── Record extracts

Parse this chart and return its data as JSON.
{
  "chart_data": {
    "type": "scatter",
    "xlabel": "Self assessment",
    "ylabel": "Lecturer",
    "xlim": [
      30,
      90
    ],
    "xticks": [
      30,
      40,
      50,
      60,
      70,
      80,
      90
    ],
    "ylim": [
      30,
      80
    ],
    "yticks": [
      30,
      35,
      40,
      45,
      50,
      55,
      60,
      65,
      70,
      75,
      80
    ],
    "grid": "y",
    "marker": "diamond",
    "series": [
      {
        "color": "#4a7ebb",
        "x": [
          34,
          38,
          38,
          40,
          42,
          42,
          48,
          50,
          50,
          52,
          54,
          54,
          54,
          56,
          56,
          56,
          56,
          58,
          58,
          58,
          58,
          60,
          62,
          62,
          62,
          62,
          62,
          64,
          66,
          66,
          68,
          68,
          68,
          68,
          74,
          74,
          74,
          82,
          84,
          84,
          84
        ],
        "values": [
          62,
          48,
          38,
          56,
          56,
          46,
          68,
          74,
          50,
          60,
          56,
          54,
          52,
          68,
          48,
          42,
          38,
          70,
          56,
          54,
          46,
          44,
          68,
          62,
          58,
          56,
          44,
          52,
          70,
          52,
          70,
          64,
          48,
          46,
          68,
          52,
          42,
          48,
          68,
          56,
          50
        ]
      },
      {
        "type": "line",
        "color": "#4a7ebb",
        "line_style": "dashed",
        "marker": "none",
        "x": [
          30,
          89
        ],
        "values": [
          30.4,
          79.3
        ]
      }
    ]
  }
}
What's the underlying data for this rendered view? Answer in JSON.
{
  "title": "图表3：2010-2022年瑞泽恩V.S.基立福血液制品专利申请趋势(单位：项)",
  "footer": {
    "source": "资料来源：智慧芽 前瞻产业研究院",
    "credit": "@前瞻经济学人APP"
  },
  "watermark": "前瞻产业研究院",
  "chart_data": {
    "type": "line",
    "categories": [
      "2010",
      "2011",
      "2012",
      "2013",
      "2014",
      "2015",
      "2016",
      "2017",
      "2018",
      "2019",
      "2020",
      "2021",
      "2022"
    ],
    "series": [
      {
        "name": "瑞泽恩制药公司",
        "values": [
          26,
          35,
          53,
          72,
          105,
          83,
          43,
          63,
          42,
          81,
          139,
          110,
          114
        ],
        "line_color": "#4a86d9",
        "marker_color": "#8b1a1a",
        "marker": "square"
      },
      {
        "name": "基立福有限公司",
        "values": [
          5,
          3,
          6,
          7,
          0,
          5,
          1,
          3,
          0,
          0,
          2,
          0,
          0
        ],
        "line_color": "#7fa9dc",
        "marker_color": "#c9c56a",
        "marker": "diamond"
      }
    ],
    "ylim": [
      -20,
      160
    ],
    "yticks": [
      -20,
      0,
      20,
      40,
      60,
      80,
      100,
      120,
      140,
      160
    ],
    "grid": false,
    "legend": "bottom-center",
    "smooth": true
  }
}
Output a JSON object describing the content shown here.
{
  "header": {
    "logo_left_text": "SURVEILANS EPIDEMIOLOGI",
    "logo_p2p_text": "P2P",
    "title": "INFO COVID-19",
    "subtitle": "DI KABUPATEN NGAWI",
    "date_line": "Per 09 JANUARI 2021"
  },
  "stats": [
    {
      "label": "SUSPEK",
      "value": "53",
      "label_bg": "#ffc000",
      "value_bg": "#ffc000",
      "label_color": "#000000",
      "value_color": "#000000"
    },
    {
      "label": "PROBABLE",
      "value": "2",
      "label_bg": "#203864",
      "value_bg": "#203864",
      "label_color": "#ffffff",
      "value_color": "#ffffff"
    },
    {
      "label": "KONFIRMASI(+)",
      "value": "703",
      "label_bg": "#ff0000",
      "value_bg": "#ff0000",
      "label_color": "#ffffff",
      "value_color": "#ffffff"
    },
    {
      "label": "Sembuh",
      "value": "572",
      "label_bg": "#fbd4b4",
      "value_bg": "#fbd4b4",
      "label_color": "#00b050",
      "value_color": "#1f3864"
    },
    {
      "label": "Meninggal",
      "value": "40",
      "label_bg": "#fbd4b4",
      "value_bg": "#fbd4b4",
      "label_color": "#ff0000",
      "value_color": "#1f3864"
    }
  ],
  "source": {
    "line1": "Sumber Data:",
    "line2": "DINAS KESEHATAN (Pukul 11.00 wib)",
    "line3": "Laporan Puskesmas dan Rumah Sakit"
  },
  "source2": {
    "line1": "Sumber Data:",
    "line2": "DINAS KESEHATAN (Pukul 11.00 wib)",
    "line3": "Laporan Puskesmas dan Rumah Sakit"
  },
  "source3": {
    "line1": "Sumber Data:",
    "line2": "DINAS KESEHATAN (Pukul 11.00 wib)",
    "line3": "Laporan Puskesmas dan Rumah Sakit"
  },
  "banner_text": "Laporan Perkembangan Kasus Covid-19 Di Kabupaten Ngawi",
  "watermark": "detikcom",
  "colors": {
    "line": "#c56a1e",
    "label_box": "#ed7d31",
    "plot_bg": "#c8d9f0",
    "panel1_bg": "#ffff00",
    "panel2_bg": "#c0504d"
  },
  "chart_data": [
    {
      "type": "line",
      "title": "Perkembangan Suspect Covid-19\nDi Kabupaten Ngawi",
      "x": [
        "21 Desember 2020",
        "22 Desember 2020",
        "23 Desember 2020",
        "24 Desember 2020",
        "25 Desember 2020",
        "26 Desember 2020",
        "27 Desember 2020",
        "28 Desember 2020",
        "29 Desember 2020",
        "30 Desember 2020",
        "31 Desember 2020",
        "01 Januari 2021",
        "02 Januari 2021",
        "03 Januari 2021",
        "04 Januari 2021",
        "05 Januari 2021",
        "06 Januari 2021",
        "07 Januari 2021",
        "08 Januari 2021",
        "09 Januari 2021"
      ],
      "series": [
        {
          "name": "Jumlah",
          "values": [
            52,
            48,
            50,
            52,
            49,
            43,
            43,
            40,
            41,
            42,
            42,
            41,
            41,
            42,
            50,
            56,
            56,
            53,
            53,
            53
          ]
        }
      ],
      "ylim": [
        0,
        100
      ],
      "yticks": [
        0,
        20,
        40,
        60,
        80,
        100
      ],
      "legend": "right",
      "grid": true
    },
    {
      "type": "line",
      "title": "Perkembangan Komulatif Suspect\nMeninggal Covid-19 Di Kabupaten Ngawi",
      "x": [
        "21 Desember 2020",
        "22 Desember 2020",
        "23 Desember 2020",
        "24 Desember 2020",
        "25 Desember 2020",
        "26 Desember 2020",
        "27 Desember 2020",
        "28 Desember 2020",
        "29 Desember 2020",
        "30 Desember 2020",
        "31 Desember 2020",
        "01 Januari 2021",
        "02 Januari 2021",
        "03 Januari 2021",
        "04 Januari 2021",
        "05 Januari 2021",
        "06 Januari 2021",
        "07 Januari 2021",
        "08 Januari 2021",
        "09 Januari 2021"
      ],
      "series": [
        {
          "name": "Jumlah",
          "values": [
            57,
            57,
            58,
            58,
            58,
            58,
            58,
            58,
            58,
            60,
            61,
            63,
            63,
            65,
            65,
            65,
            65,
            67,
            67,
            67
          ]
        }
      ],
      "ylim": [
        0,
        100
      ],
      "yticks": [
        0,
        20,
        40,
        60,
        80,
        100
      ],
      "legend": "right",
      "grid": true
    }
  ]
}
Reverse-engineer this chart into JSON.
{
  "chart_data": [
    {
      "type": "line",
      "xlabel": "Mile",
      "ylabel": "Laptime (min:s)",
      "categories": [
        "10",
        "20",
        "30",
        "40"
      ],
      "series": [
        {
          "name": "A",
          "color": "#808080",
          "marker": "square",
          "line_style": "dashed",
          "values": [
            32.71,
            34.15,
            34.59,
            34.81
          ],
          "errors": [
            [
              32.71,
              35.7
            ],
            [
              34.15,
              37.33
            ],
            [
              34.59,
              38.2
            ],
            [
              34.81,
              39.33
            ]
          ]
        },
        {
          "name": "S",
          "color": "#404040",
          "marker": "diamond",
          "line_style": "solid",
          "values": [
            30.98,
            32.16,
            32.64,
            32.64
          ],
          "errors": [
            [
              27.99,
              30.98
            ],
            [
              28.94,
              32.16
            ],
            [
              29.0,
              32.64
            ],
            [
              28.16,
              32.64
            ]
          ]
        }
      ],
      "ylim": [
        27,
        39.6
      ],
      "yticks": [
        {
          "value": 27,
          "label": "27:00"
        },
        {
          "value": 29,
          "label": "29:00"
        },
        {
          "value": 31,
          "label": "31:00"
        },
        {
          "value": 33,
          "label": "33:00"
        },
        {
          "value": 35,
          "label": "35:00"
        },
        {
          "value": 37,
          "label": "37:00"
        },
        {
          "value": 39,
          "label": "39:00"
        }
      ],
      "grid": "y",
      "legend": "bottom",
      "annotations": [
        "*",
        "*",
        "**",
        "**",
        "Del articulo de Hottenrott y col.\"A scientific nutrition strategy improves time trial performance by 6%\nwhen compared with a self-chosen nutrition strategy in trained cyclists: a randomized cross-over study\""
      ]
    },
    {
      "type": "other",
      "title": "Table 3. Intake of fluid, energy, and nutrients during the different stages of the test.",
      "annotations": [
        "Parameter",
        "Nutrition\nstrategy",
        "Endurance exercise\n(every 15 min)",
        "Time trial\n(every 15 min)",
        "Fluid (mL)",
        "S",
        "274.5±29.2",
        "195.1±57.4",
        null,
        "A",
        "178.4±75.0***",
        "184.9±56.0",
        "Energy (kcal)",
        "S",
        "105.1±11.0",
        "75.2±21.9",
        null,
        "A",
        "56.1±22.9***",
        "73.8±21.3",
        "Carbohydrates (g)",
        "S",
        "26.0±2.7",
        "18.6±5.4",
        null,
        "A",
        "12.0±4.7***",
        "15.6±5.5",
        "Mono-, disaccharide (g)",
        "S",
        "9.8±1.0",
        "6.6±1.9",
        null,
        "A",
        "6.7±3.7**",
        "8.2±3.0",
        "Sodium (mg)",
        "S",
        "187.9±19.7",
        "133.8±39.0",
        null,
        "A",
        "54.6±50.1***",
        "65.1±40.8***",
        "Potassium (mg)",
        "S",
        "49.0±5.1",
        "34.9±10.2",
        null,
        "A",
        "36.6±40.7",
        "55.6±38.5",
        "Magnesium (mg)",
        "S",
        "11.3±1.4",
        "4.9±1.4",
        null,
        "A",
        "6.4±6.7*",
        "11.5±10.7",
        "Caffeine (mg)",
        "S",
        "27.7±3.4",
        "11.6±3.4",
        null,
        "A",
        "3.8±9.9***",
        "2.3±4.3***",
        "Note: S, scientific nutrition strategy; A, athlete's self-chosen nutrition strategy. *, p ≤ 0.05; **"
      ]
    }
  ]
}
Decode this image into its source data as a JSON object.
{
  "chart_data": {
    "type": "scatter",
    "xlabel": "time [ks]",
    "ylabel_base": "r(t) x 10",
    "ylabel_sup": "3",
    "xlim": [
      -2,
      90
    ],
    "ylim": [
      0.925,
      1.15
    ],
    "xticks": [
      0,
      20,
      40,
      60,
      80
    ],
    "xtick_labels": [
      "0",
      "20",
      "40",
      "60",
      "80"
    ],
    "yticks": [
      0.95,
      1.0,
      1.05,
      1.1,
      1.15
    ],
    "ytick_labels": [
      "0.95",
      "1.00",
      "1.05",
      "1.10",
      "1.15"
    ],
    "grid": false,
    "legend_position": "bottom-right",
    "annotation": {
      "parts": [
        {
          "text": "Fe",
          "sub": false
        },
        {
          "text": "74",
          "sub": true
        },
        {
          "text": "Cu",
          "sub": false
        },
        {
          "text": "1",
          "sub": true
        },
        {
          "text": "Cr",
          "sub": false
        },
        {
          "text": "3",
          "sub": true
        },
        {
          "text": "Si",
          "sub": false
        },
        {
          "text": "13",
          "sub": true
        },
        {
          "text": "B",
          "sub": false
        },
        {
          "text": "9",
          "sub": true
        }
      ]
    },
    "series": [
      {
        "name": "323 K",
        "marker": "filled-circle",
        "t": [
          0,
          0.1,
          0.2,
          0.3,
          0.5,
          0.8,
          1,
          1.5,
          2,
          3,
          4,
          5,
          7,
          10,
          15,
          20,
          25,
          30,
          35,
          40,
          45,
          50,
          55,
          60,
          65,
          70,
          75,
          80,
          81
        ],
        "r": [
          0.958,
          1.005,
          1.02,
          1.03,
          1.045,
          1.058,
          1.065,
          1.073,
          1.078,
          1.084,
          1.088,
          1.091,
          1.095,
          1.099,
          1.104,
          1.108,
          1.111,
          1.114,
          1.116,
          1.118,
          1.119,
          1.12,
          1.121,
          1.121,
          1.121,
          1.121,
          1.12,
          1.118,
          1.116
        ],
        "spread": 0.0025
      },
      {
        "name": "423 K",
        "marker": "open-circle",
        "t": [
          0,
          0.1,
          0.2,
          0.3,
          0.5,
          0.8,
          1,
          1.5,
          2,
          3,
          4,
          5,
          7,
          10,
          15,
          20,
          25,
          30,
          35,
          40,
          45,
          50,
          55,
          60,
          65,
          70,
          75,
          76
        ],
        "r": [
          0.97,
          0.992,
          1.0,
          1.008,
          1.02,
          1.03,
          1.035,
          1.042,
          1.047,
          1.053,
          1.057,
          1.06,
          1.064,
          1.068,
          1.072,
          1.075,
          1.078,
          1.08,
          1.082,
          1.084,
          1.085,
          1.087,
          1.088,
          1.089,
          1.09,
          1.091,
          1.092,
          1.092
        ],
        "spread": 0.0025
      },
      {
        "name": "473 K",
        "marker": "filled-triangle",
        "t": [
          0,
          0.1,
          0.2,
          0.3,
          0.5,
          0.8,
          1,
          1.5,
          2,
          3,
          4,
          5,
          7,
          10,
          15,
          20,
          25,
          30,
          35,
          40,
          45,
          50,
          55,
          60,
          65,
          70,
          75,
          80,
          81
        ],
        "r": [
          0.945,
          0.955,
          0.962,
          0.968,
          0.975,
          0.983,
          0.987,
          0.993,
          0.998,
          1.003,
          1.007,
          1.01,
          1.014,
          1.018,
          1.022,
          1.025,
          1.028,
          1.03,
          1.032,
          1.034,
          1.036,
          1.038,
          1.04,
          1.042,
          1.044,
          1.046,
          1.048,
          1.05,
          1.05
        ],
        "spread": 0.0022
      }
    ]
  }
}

────

Among the lines of the data above, determine how many contain the word "circle". Report the number alone.

2